## Begin EXERCISE INPUT
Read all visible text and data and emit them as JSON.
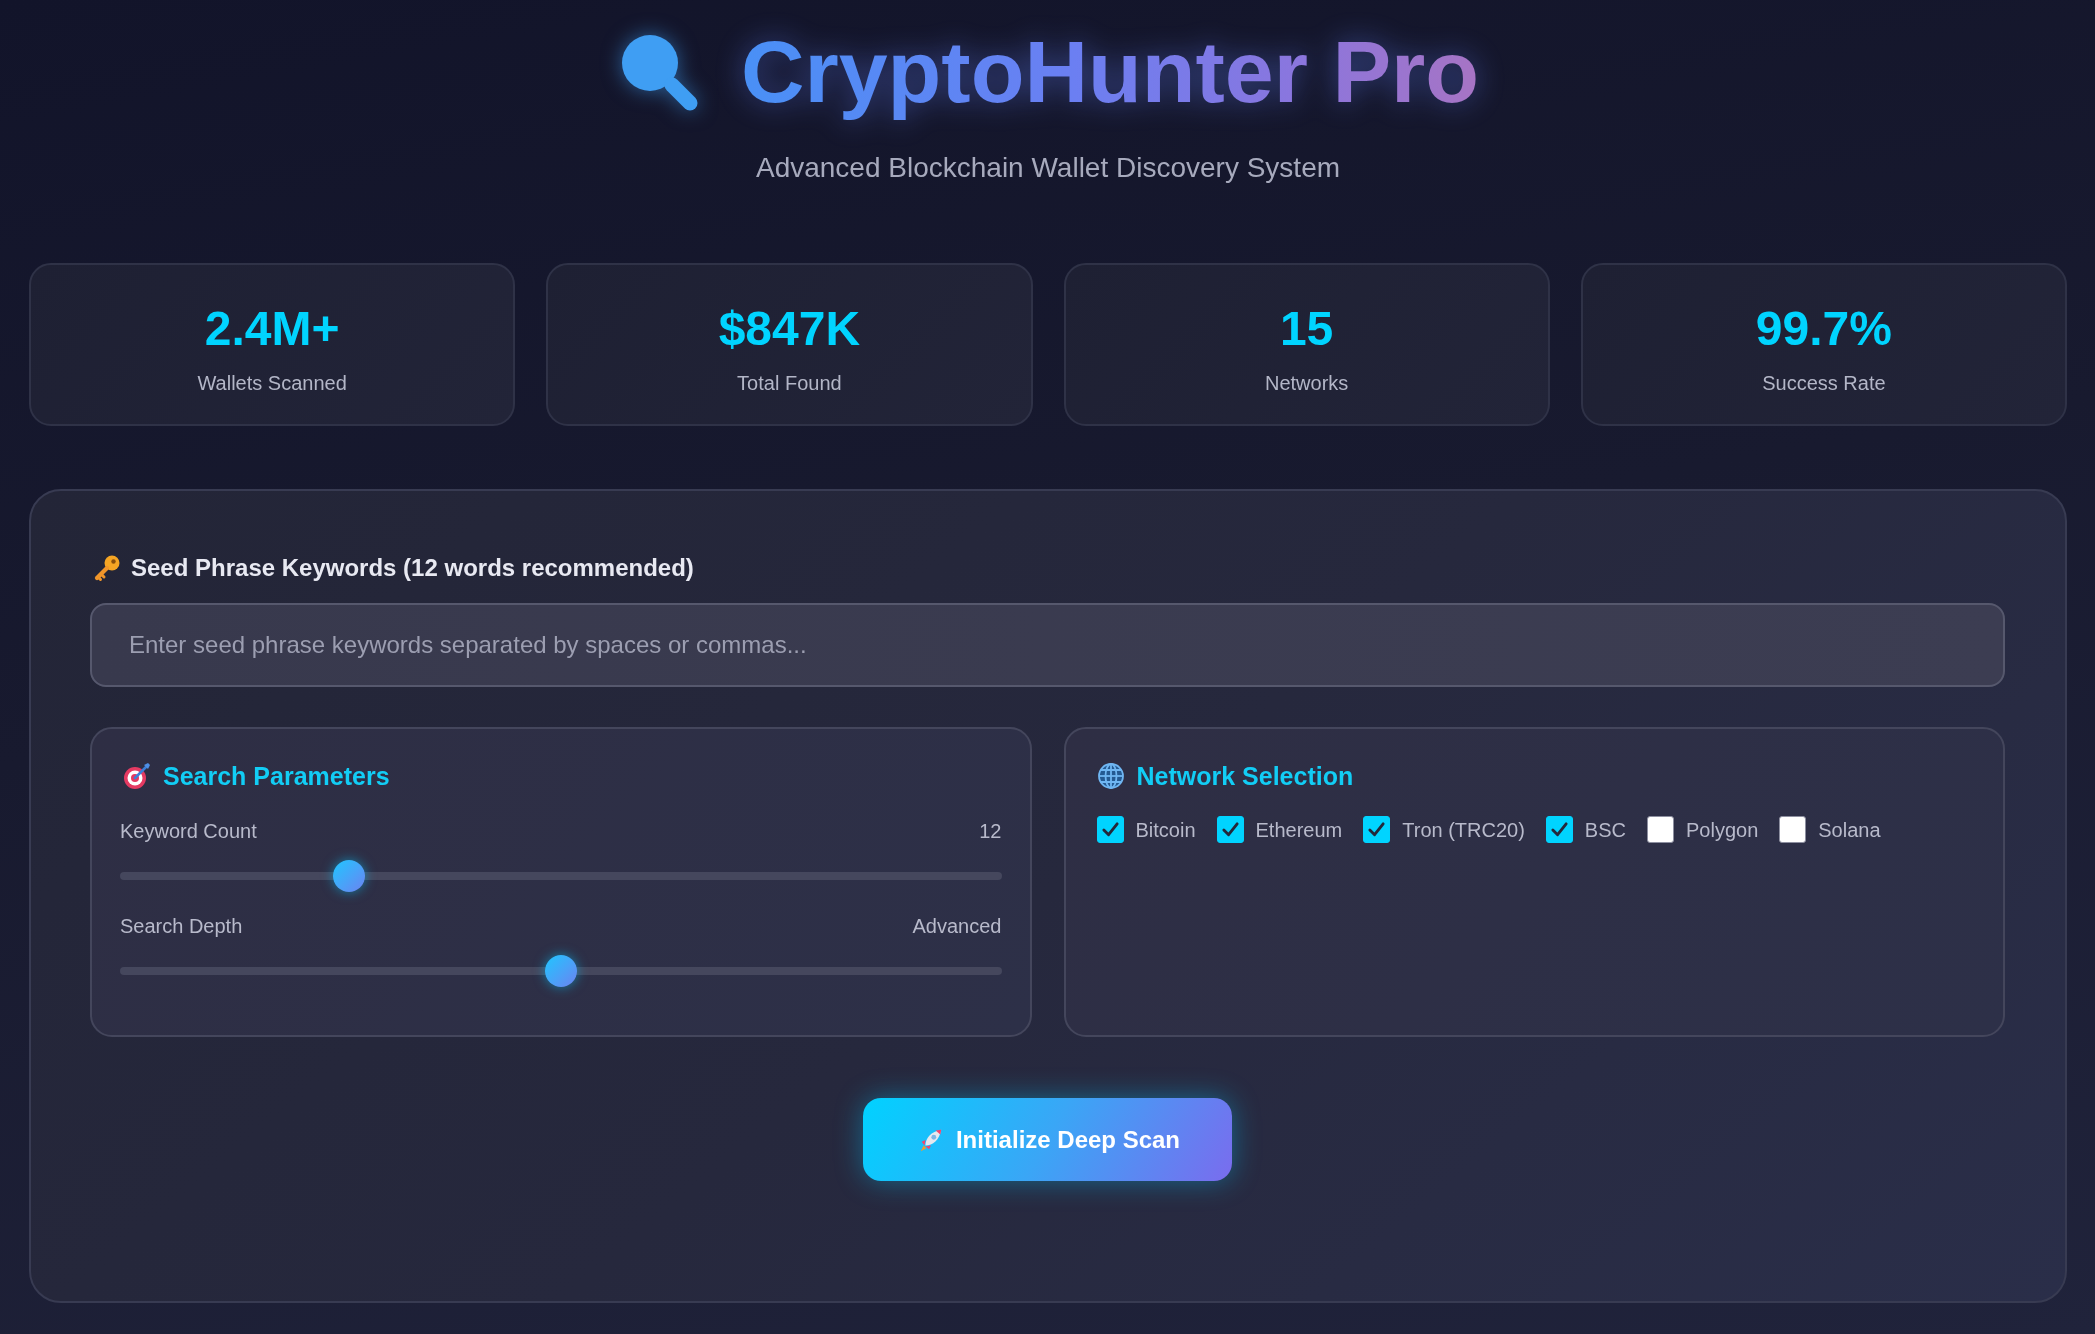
{
  "header": {
    "title": "CryptoHunter Pro",
    "subtitle": "Advanced Blockchain Wallet Discovery System"
  },
  "stats": [
    {
      "value": "2.4M+",
      "label": "Wallets Scanned"
    },
    {
      "value": "$847K",
      "label": "Total Found"
    },
    {
      "value": "15",
      "label": "Networks"
    },
    {
      "value": "99.7%",
      "label": "Success Rate"
    }
  ],
  "seed_phrase": {
    "label": "Seed Phrase Keywords (12 words recommended)",
    "placeholder": "Enter seed phrase keywords separated by spaces or commas..."
  },
  "search_parameters": {
    "title": "Search Parameters",
    "sliders": [
      {
        "label": "Keyword Count",
        "reading": "12",
        "level": 0.26
      },
      {
        "label": "Search Depth",
        "reading": "Advanced",
        "level": 0.5
      }
    ]
  },
  "network_selection": {
    "title": "Network Selection",
    "networks": [
      {
        "label": "Bitcoin",
        "checked": true
      },
      {
        "label": "Ethereum",
        "checked": true
      },
      {
        "label": "Tron (TRC20)",
        "checked": true
      },
      {
        "label": "BSC",
        "checked": true
      },
      {
        "label": "Polygon",
        "checked": false
      },
      {
        "label": "Solana",
        "checked": false
      }
    ]
  },
  "scan_button": {
    "label": "Initialize Deep Scan"
  }
}
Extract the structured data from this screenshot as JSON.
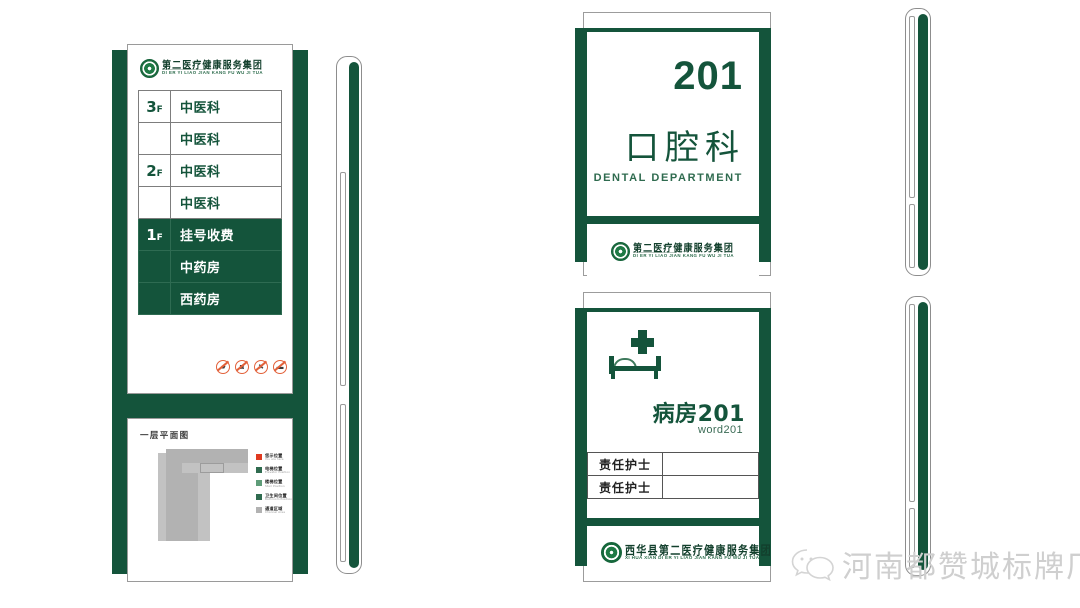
{
  "brand": {
    "cn_short": "第二医疗健康服务集团",
    "cn_short_prefix": "西华县",
    "py_short": "DI ER YI LIAO JIAN KANG FU WU JI TUA",
    "cn_full": "西华县第二医疗健康服务集团",
    "py_full": "XI HUA XIAN DI ER YI LIAO JIAN KANG FU WU JI TUA",
    "accent_green": "#14543b",
    "orange": "#e2613a"
  },
  "totem": {
    "directory": {
      "rows": [
        {
          "floor": "3",
          "suffix": "F",
          "name": "中医科",
          "dark": false
        },
        {
          "floor": "",
          "suffix": "",
          "name": "中医科",
          "dark": false
        },
        {
          "floor": "2",
          "suffix": "F",
          "name": "中医科",
          "dark": false
        },
        {
          "floor": "",
          "suffix": "",
          "name": "中医科",
          "dark": false
        },
        {
          "floor": "1",
          "suffix": "F",
          "name": "挂号收费",
          "dark": true
        },
        {
          "floor": "",
          "suffix": "",
          "name": "中药房",
          "dark": true
        },
        {
          "floor": "",
          "suffix": "",
          "name": "西药房",
          "dark": true
        }
      ]
    },
    "prohibition_icons": [
      {
        "name": "no-smoking-icon",
        "glyph": "🚬"
      },
      {
        "name": "no-photography-icon",
        "glyph": "📷"
      },
      {
        "name": "no-pets-icon",
        "glyph": "🐾"
      },
      {
        "name": "no-littering-icon",
        "glyph": "🗑"
      }
    ],
    "floorplan": {
      "title": "一层平面图",
      "legend": [
        {
          "cn": "您示位置",
          "en": "You are here",
          "color": "#e03a20"
        },
        {
          "cn": "电梯位置",
          "en": "Elevator Position",
          "color": "#2f6b4f"
        },
        {
          "cn": "楼梯位置",
          "en": "Stair Position",
          "color": "#5e9c78"
        },
        {
          "cn": "卫生间位置",
          "en": "Bathroom Position",
          "color": "#2f6b4f"
        },
        {
          "cn": "通道区域",
          "en": "Channel Area",
          "color": "#b2b2b2"
        }
      ]
    }
  },
  "dental_sign": {
    "room_number": "201",
    "name_cn": "口腔科",
    "name_en": "DENTAL DEPARTMENT"
  },
  "ward_sign": {
    "icon": "hospital-bed-icon",
    "name_cn": "病房201",
    "name_en": "word201",
    "rows": [
      {
        "label": "责任护士",
        "value": ""
      },
      {
        "label": "责任护士",
        "value": ""
      }
    ]
  },
  "wechat": {
    "icon": "wechat-icon",
    "label": "河南都赞城标牌厂"
  }
}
## End EXERCISE INPUT
Check each line above for the word "data", and copy the lines where it appears.

## ANSWER TO THIS PROBLEM
Read all visible text and data and emit them as JSON.
Extract the structured data from this screenshot as JSON.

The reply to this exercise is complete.